*** Document passage ***

Izumi is an accident-prone dork, Shikimori is way out of his league.


Shikimori's Not Just a Cutie, Vol. 1

Kodansha Comics, 2019, 160 pages



Shikimori seems like the perfect girlfriend: cute, fun to be around, sweet when she wants to be... but she has a cool dark side that comes out under the right circumstances. And her boyfriend Izumi loves to be around when that happens! A fun and funny high school romance with a sassy twist perfect for fans of Nagatoro-san and Komi Can't Communicate!




可愛いだけじゃない式守さん (Kawaii dake jya nai Shikimori-san) - literally "Miss Shikimori is Not Just Cute" - is a popular Japanese manga which like most manga has been made into an anime series. I watched the first episode on YouTube, and had the same experience as the manga: it's cute, and boring.



I picked up this book because I am learning Japanese and it was recommended as an easy manga for beginners.


Shikimori, volume 1, page 3
Well, it started promising; I could read all of this!

*** Data provided ***

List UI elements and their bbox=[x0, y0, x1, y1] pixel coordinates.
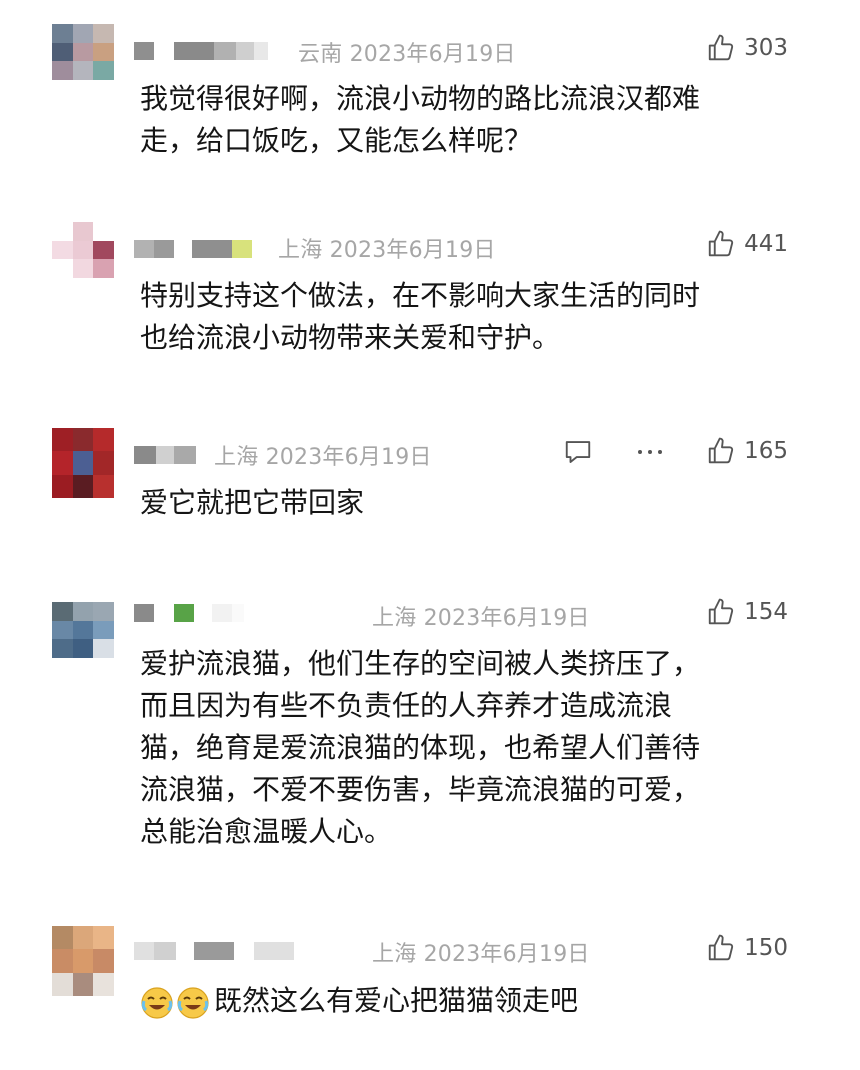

***

Job 1 | Please update the part of the Shikimori manga review that opens with the words containing "Shikimori seems like" and closes with "all of this!", swapping "boring" for "tedious".
Job 2 | Take the Shikimori manga review further, picking up right after its last sentence.
This material has no connection to the Shikimori manga review.

Answer 1 |
Shikimori seems like the perfect girlfriend: cute, fun to be around, sweet when she wants to be... but she has a cool dark side that comes out under the right circumstances. And her boyfriend Izumi loves to be around when that happens! A fun and funny high school romance with a sassy twist perfect for fans of Nagatoro-san and Komi Can't Communicate!




可愛いだけじゃない式守さん (Kawaii dake jya nai Shikimori-san) - literally "Miss Shikimori is Not Just Cute" - is a popular Japanese manga which like most manga has been made into an anime series. I watched the first episode on YouTube, and had the same experience as the manga: it's cute, and tedious.



I picked up this book because I am learning Japanese and it was recommended as an easy manga for beginners.


Shikimori, volume 1, page 3
Well, it started promising; I could read all of this!

Answer 2 |
My Japanese ability is still very low, so I was somewhat able to read it, with difficulty. The manga is clearly aimed at a young (middle to high school) target audience, so all the kanji have furigana notes to help children (and non-native Japanese readers) read them. I actually bought a physical copy of the English version, and a digital version of the Japanese version. I could generally get the gist of what was happening without looking up words or reading the English pages, but I didn't know a lot of the vocabulary, and since this is a manga about a teenage couple, they used very casual and idiomatic Japanese, which means the sentences aren't the formal Japanese grammar I have been learning from textbooks.

I was particularly interested in how the dialog was translated into English. It's usually not translated literally.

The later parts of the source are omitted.